#### Exercise inputs

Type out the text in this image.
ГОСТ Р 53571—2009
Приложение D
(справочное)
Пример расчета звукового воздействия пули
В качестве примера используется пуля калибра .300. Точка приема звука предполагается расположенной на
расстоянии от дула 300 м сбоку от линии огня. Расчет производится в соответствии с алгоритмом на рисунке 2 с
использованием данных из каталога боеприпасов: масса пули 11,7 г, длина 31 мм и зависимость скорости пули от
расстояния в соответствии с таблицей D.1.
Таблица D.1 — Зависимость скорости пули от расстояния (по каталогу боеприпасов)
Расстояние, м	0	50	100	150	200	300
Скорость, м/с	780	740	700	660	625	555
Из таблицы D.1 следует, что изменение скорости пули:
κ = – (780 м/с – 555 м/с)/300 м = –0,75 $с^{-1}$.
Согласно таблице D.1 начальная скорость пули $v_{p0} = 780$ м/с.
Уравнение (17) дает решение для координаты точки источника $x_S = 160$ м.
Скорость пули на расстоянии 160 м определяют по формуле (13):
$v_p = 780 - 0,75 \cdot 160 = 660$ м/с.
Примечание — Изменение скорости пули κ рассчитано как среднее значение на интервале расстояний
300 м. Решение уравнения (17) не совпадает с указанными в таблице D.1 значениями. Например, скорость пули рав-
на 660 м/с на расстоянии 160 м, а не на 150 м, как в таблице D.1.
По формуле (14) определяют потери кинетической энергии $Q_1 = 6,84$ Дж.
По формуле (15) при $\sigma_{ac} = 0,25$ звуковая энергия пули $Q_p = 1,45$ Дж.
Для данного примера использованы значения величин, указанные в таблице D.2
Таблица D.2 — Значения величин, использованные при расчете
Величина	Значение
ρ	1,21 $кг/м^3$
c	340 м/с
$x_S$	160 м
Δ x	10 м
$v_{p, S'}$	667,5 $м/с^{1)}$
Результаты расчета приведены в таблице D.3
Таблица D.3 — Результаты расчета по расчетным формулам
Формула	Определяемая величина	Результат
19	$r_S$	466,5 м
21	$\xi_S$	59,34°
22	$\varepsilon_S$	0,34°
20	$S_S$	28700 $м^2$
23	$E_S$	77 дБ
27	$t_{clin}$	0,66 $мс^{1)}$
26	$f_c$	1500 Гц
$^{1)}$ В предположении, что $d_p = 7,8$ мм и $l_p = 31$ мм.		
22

########

* _Directions_
In the data above, how many lines contain the string "боеприпасов"? Answer with the number only.

* _Reply to the exercise_
2